(Extracted data entries)
>>>

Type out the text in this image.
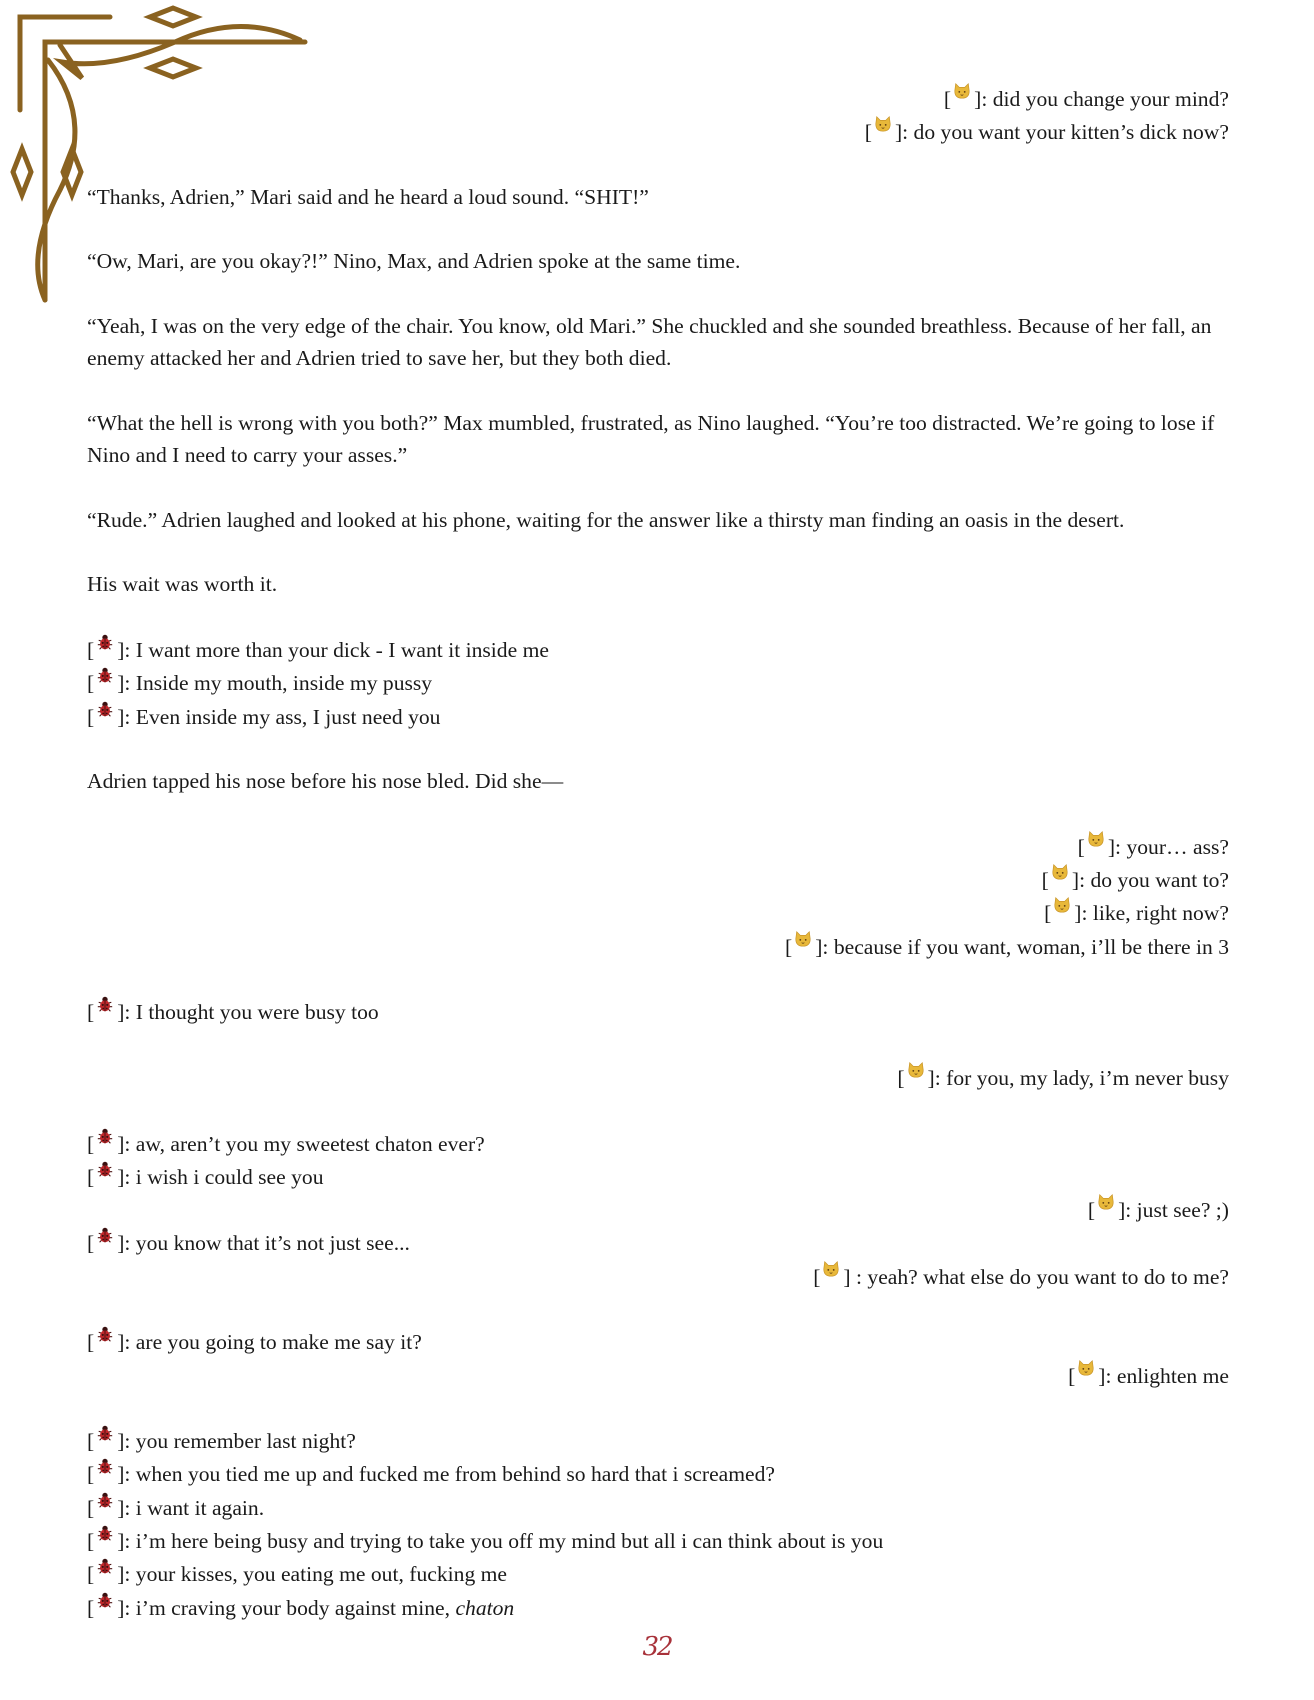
[ ]: did you change your mind?
[ ]: do you want your kitten’s dick now?
“Thanks, Adrien,” Mari said and he heard a loud sound. “SHIT!”
“Ow, Mari, are you okay?!” Nino, Max, and Adrien spoke at the same time.
“Yeah, I was on the very edge of the chair. You know, old Mari.” She chuckled and she sounded breathless. Because of her fall, an enemy attacked her and Adrien tried to save her, but they both died.
“What the hell is wrong with you both?” Max mumbled, frustrated, as Nino laughed. “You’re too distracted. We’re going to lose if Nino and I need to carry your asses.”
“Rude.” Adrien laughed and looked at his phone, waiting for the answer like a thirsty man finding an oasis in the desert.
His wait was worth it.
[ ]: I want more than your dick - I want it inside me
[ ]: Inside my mouth, inside my pussy
[ ]: Even inside my ass, I just need you
Adrien tapped his nose before his nose bled. Did she—
[ ]: your… ass?
[ ]: do you want to?
[ ]: like, right now?
[ ]: because if you want, woman, i’ll be there in 3
[ ]: I thought you were busy too
[ ]: for you, my lady, i’m never busy
[ ]: aw, aren’t you my sweetest chaton ever?
[ ]: i wish i could see you
[ ]: just see? ;)
[ ]: you know that it’s not just see...
[ ] : yeah? what else do you want to do to me?
[ ]: are you going to make me say it?
[ ]: enlighten me
[ ]: you remember last night?
[ ]: when you tied me up and fucked me from behind so hard that i screamed?
[ ]: i want it again.
[ ]: i’m here being busy and trying to take you off my mind but all i can think about is you
[ ]: your kisses, you eating me out, fucking me
[ ]: i’m craving your body against mine, chaton
32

<<<

* Exercise task: Please write out all the data again word for word, but not the pictures.

* Exercise answer:
Type out the text in this image.
[ ]: did you change your mind?
[ ]: do you want your kitten’s dick now?
“Thanks, Adrien,” Mari said and he heard a loud sound. “SHIT!”
“Ow, Mari, are you okay?!” Nino, Max, and Adrien spoke at the same time.
“Yeah, I was on the very edge of the chair. You know, old Mari.” She chuckled and she sounded breathless. Because of her fall, an enemy attacked her and Adrien tried to save her, but they both died.
“What the hell is wrong with you both?” Max mumbled, frustrated, as Nino laughed. “You’re too distracted. We’re going to lose if Nino and I need to carry your asses.”
“Rude.” Adrien laughed and looked at his phone, waiting for the answer like a thirsty man finding an oasis in the desert.
His wait was worth it.
[ ]: I want more than your dick - I want it inside me
[ ]: Inside my mouth, inside my pussy
[ ]: Even inside my ass, I just need you
Adrien tapped his nose before his nose bled. Did she—
[ ]: your… ass?
[ ]: do you want to?
[ ]: like, right now?
[ ]: because if you want, woman, i’ll be there in 3
[ ]: I thought you were busy too
[ ]: for you, my lady, i’m never busy
[ ]: aw, aren’t you my sweetest chaton ever?
[ ]: i wish i could see you
[ ]: just see? ;)
[ ]: you know that it’s not just see...
[ ] : yeah? what else do you want to do to me?
[ ]: are you going to make me say it?
[ ]: enlighten me
[ ]: you remember last night?
[ ]: when you tied me up and fucked me from behind so hard that i screamed?
[ ]: i want it again.
[ ]: i’m here being busy and trying to take you off my mind but all i can think about is you
[ ]: your kisses, you eating me out, fucking me
[ ]: i’m craving your body against mine, chaton
32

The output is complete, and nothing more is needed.